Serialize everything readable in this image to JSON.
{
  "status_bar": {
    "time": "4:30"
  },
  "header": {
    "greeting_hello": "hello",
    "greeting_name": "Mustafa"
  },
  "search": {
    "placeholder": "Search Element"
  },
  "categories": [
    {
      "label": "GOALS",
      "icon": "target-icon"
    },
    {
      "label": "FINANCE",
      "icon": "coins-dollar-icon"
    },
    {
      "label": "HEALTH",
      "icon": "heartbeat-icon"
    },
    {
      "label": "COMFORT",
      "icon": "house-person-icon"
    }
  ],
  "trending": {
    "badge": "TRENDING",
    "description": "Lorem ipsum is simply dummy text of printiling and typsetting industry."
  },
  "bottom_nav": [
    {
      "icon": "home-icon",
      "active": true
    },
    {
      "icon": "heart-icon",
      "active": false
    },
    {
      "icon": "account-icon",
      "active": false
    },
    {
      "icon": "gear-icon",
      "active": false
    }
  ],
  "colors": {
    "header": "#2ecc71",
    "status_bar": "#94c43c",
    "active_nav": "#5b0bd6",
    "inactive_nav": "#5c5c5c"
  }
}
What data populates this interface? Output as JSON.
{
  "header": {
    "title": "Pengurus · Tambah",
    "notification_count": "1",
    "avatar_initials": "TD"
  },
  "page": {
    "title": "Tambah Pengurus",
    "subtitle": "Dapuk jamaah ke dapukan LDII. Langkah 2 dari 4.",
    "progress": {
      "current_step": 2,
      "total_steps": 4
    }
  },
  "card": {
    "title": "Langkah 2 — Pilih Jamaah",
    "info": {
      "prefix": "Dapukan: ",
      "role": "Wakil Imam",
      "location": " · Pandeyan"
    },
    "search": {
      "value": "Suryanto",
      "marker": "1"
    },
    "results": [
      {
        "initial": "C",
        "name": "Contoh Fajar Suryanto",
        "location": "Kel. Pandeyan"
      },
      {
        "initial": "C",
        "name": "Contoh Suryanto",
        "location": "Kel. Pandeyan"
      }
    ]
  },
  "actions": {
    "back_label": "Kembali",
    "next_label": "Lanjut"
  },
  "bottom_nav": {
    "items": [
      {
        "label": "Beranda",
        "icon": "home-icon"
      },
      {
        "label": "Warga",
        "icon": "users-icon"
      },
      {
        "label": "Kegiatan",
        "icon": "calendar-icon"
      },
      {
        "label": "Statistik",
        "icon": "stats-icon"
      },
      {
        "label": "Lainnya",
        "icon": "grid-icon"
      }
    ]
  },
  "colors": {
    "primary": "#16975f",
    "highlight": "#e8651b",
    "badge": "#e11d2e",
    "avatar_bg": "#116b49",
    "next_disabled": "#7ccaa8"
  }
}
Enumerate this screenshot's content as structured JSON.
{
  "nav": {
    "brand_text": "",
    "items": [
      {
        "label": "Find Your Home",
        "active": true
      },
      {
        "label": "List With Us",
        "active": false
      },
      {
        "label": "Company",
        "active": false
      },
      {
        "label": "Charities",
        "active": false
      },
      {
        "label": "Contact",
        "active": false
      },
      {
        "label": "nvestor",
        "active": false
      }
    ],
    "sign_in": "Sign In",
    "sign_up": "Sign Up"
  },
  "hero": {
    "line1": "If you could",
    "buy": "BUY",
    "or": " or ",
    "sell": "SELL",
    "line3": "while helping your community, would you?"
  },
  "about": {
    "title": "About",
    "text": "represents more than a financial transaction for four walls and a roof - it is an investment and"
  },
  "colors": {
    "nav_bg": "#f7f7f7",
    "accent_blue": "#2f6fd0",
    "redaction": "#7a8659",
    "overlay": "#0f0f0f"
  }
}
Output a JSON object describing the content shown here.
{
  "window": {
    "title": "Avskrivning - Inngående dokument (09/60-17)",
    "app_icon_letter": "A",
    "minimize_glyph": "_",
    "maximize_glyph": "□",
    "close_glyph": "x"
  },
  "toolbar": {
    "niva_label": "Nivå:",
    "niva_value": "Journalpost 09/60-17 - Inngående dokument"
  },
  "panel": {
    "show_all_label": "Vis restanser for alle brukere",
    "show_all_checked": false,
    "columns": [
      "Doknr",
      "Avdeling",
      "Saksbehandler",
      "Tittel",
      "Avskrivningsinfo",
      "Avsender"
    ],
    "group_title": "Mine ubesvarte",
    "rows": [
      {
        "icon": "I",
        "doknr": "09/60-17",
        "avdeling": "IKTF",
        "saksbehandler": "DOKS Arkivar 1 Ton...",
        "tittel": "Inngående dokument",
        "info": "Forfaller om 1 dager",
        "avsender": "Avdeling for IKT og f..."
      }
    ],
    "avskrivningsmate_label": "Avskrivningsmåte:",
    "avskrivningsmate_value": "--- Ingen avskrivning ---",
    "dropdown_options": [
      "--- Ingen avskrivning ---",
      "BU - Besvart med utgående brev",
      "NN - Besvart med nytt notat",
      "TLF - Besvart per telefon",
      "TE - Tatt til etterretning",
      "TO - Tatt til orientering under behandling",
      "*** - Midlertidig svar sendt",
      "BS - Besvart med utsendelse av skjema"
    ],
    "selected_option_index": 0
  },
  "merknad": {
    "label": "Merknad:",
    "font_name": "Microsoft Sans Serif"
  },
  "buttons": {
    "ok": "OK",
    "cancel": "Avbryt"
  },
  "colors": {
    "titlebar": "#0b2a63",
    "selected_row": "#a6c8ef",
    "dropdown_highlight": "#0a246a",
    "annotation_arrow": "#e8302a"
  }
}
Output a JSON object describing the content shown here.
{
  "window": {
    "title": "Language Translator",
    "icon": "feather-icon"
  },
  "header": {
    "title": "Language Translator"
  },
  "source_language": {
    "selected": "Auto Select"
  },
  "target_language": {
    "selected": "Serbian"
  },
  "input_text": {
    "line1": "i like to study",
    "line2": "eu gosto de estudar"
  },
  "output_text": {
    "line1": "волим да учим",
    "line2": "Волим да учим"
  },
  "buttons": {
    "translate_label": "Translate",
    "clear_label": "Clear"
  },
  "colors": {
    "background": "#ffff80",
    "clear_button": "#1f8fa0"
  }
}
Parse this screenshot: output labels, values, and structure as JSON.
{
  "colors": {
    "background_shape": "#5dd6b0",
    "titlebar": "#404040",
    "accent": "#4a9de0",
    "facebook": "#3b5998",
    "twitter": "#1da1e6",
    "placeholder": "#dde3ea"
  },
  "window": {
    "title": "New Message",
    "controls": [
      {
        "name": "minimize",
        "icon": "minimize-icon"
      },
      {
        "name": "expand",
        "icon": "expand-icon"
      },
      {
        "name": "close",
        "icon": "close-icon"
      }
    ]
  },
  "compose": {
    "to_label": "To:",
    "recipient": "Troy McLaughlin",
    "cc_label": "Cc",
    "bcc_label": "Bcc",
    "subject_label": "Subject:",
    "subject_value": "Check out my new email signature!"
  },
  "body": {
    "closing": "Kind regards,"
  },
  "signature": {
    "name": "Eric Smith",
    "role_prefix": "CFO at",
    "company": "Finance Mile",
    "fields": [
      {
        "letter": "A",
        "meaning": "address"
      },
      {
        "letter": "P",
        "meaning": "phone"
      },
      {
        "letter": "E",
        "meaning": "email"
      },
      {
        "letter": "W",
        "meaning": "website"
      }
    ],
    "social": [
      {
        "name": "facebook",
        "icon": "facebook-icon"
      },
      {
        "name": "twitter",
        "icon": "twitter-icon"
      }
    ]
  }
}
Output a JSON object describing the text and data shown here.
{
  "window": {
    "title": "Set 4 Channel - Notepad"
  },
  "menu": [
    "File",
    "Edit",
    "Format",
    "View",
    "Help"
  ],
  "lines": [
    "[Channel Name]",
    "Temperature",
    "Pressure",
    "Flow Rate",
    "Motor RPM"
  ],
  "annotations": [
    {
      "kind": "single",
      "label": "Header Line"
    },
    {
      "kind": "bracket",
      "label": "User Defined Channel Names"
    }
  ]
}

========

• DIRECTIONS
Determine the number of lines in the entries above where the string "dokument" appears. Answer with the number alone.

• TASK ANSWER
3